## SHORT PROBLEM A
Answer these questions from the flood rescue safety tips:
(i) Which two PFD types does the text call the best choices?
(ii) What three ways of reaching a victim from outside the water does it list?
(iii) When the choice is a fire helmet or no helmet, what does it advise?
## SHORT PROBLEM B
Pick up the flood rescue safety tips after their final sentence and write the next part.

## QUOTED PASSAGE

════

A tragedy is unfolding in West Virginia.  A firefighter is missing and presumed dead after a boat flipped in flood waters during a flood response.  A lot of details are missing, but with the possiblity of major floods in the Mid-Atlantic and Northeast looming, there are a few rules that can save you life if you respond to a flood.

 

1) Wear a PFD (personal floatation device)   Wearing a properly-fitting PFD is the most important thing you can do to increase your own chances of survival.  Select the right PFD type.  A Type III or Swiftwater Type V are the best choices.  Type IIIs are work PFDs.  If you've seen a photo of a Coast Guard boat crew or a Bassmaster's tournament, you've seen nType III PFDs.  Swiftwater Type Vs are shown here.

 

Swiftwater Rescuer wearing a Swiftwater Rescue Type V PFD

 

2) Stay out of the water.  If you can make the rescue by throwing a rope, extending a pike pole, or by bridging a short distance with a ladder, do it.   The water is the most dangerous place to be.  Staying out of the water reduces the number of potential victims.

 

3) Do Not Wear Turnout Gear!!!  If turnout gear helped you swim, Michael Phelps would wear it in the Olympics.  Turnout gear will impair your ability to swim and will quickly exhaust you.  If you've taken a class where you fell into a pool wearing turnout gear and a SCBA, don't be fooled into thinking a flood is the same environment, or that a flooded river has a shallow end.  There's an old saying that if a lifeguard showed up at a structure fire wearing a PFD and a wetsuit, we'd laugh him off of the scene.  Wearing turnout gear to a water rescue is the same ridiculous proposition in reverse.  Fire helmets can drown you or injure your neck in moving water.  If the choice is a fire helmet or no helmet, wear no helmet.

════

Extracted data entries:
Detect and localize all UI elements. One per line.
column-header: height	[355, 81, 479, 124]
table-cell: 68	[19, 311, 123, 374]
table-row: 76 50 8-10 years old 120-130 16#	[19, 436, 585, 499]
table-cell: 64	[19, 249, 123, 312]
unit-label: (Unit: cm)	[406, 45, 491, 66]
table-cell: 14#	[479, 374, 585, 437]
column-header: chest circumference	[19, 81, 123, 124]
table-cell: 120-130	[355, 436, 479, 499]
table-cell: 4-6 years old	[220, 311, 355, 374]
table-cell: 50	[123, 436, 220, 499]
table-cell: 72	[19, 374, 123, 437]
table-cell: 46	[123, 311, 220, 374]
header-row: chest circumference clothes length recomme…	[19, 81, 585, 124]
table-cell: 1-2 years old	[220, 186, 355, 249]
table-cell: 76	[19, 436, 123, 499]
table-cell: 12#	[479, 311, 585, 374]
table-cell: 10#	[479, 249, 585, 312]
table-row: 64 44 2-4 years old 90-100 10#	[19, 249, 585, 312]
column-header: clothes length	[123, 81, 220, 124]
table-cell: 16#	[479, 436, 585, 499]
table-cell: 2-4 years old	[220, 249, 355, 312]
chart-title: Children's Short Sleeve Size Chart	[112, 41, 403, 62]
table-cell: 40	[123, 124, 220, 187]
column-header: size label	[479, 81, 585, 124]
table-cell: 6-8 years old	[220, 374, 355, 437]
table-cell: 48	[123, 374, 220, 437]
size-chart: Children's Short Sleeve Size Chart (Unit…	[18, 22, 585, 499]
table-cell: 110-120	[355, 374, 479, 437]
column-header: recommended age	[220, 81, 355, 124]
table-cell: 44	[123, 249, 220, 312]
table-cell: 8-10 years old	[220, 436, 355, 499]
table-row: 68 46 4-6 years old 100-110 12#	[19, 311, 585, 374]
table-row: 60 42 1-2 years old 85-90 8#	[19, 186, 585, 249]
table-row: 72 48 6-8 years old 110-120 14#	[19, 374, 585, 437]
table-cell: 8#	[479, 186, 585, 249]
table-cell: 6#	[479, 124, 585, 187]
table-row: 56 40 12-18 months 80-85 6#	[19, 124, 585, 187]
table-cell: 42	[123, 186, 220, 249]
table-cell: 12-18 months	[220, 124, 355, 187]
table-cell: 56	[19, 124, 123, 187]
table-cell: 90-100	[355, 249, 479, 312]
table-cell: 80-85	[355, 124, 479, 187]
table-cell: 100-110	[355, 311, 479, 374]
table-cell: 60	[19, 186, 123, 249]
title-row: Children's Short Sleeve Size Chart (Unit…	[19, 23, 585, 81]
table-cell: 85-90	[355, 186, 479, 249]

════

## REPLY A
(i) A Type III or a Swiftwater Type V.
(ii) Throwing a rope, extending a pike pole, or bridging a short distance with a ladder.
(iii) Wear no helmet.

## REPLY B
 

4)  If you use a boat for flood rescue, use one that is designed for moving water.  Small boats that are OK for calm, flat water such as a lake are often bad choices in floods.  If you have a local whitewater rafting company, their boats, equipment, and river guides may be able to help.

 

Self-Bailing Whitewater Raft

 

5) Don't overload the boat.  If the boat is full of rescuers, you don't leave room for the victims.

 

6)  Don't underestimate the water's power.  The river is stronger than you are!!!  Rivers run at several thousand cubic feet per second. (CFS)  Water weighs more than 62 pounds per cubic foot.  A 1,000 CFS river has 31 tons of water per second passing that bridge you're standing on.  Unless you have a 32 ton body, the river will overpower you.

 

7) Don't tie yourself into a rope and then enter the water.  This has killed firefighters.  The river is stronger than your buddies.  If you get caught on an obstacle the river will win the tug-of-war for your body with your buddies.  Swiftwater rescuers who use tethered swimming techniques use a special quick-release harness that requires special training and practice.  If you don't have the special PFD, training, and experience, don't try this.

 

8) Don't risk live firefighters for dead victims.  You can find the victims' bodies after the water recedes and you can do it without killing firefighters.

 

9) Don't turn a swiftwater rescue into a dive incident.  Surface rescue from moving water is a much different proposition than underwater recovery.  Scuba gear is too heavy and bulky for swiftwater, and most dive regulators will free-flow in strong currents.  That will quickly exhaust the diver's air, but it will give him a few minutes more to know he's going to die needlessly.

 

10) Get the right training and equipment before the flood.  If the flood is anticipated for tomorrow, it's too late to get the equipment and it may be too late to get the equipment.  Find someone that does have the right equipment and training, call them, and have them pre-position where they can help you instead of killing your own troops.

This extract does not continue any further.